### What to produce
Exclude the pictures and retype the entries as written.

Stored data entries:
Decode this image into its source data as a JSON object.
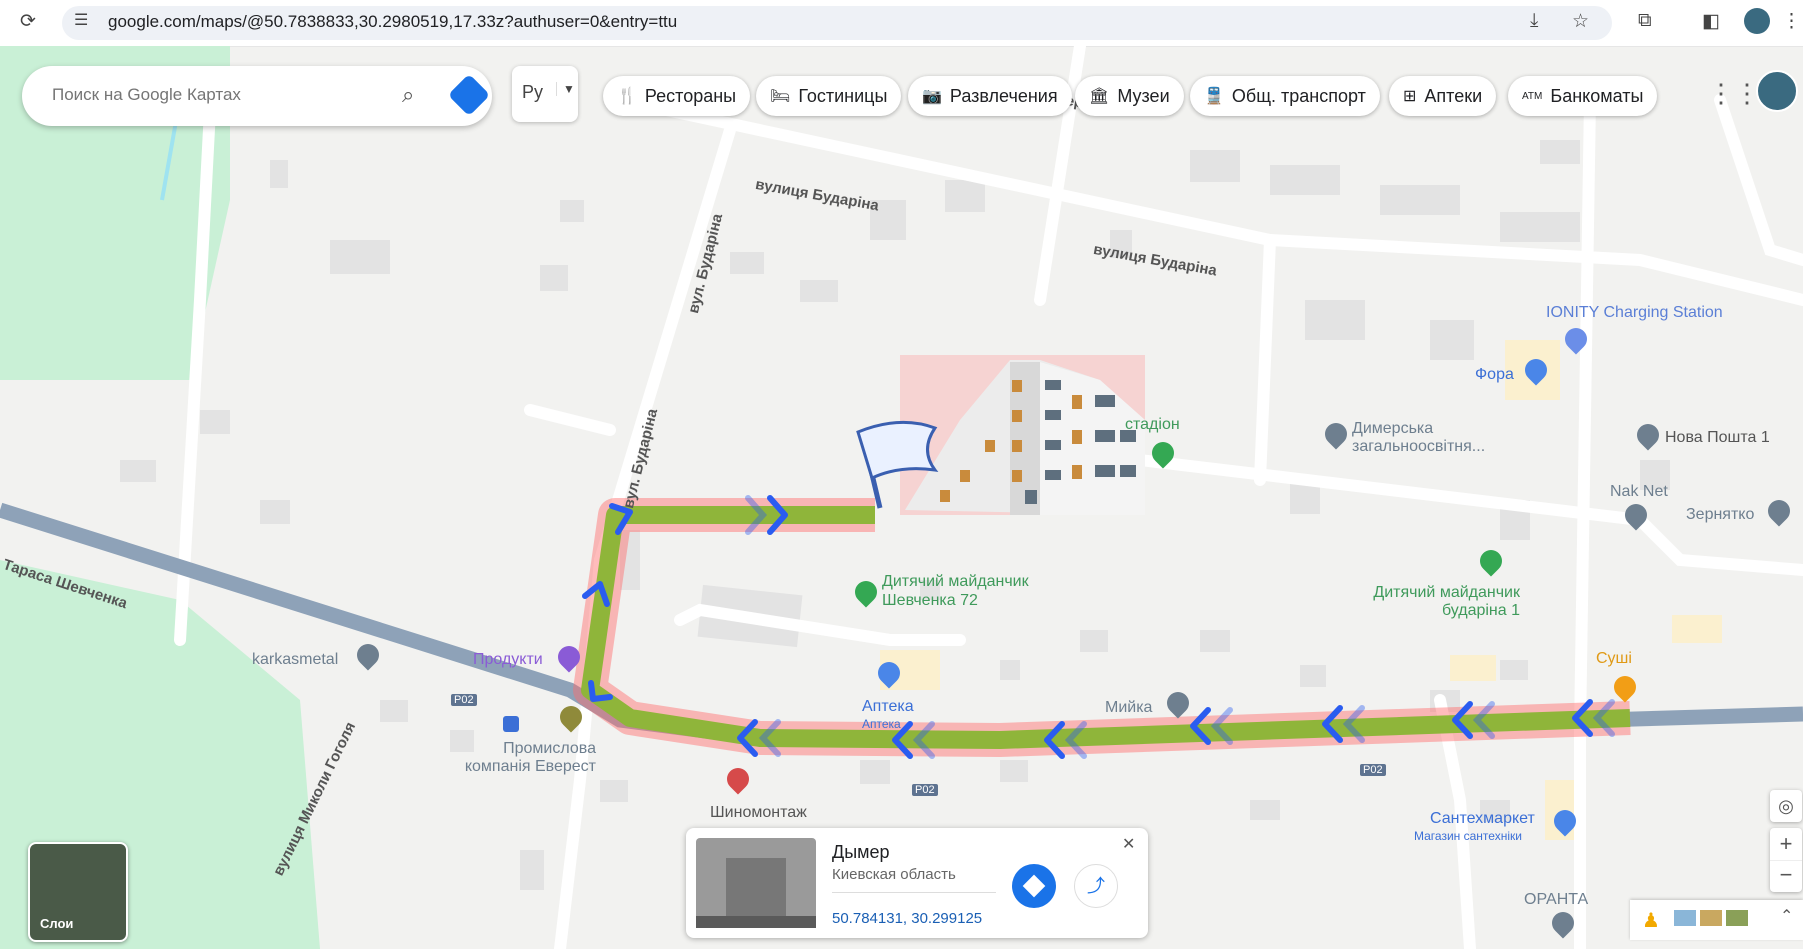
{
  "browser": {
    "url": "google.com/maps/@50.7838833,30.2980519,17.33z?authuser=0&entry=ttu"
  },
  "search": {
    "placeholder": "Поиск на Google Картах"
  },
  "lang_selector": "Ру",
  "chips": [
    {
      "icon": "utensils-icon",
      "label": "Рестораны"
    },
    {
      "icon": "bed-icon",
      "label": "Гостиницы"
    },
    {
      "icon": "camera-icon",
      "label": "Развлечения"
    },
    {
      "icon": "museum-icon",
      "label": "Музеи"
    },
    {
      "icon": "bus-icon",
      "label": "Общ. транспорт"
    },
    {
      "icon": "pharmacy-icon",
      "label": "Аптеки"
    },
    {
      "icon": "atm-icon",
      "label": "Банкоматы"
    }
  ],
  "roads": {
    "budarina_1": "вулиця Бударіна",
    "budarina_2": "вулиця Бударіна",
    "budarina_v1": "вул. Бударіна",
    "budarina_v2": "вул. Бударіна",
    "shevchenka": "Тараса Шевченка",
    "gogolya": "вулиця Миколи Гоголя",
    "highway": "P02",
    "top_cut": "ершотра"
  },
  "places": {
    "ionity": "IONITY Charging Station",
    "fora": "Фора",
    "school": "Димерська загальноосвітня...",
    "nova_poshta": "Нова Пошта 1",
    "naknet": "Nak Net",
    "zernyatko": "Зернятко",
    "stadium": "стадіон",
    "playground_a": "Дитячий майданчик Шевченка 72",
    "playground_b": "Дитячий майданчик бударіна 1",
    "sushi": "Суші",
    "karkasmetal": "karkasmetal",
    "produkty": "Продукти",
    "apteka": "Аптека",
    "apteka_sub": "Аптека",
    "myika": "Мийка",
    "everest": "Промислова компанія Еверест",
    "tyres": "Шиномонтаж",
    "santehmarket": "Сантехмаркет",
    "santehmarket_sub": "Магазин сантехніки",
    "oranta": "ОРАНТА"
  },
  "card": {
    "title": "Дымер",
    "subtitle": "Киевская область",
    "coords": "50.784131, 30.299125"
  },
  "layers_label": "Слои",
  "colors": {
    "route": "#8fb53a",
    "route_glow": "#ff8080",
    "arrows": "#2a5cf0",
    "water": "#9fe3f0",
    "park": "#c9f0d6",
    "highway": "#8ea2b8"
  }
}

### Exercise solution
Decode this image into its source data as a JSON object.
{
  "browser": {
    "url": "google.com/maps/@50.7838833,30.2980519,17.33z?authuser=0&entry=ttu"
  },
  "search": {
    "placeholder": "Поиск на Google Картах"
  },
  "lang_selector": "Ру",
  "chips": [
    {
      "icon": "utensils-icon",
      "label": "Рестораны"
    },
    {
      "icon": "bed-icon",
      "label": "Гостиницы"
    },
    {
      "icon": "camera-icon",
      "label": "Развлечения"
    },
    {
      "icon": "museum-icon",
      "label": "Музеи"
    },
    {
      "icon": "bus-icon",
      "label": "Общ. транспорт"
    },
    {
      "icon": "pharmacy-icon",
      "label": "Аптеки"
    },
    {
      "icon": "atm-icon",
      "label": "Банкоматы"
    }
  ],
  "roads": {
    "budarina_1": "вулиця Бударіна",
    "budarina_2": "вулиця Бударіна",
    "budarina_v1": "вул. Бударіна",
    "budarina_v2": "вул. Бударіна",
    "shevchenka": "Тараса Шевченка",
    "gogolya": "вулиця Миколи Гоголя",
    "highway": "P02",
    "top_cut": "ершотра"
  },
  "places": {
    "ionity": "IONITY Charging Station",
    "fora": "Фора",
    "school": "Димерська загальноосвітня...",
    "nova_poshta": "Нова Пошта 1",
    "naknet": "Nak Net",
    "zernyatko": "Зернятко",
    "stadium": "стадіон",
    "playground_a": "Дитячий майданчик Шевченка 72",
    "playground_b": "Дитячий майданчик бударіна 1",
    "sushi": "Суші",
    "karkasmetal": "karkasmetal",
    "produkty": "Продукти",
    "apteka": "Аптека",
    "apteka_sub": "Аптека",
    "myika": "Мийка",
    "everest": "Промислова компанія Еверест",
    "tyres": "Шиномонтаж",
    "santehmarket": "Сантехмаркет",
    "santehmarket_sub": "Магазин сантехніки",
    "oranta": "ОРАНТА"
  },
  "card": {
    "title": "Дымер",
    "subtitle": "Киевская область",
    "coords": "50.784131, 30.299125"
  },
  "layers_label": "Слои",
  "colors": {
    "route": "#8fb53a",
    "route_glow": "#ff8080",
    "arrows": "#2a5cf0",
    "water": "#9fe3f0",
    "park": "#c9f0d6",
    "highway": "#8ea2b8"
  }
}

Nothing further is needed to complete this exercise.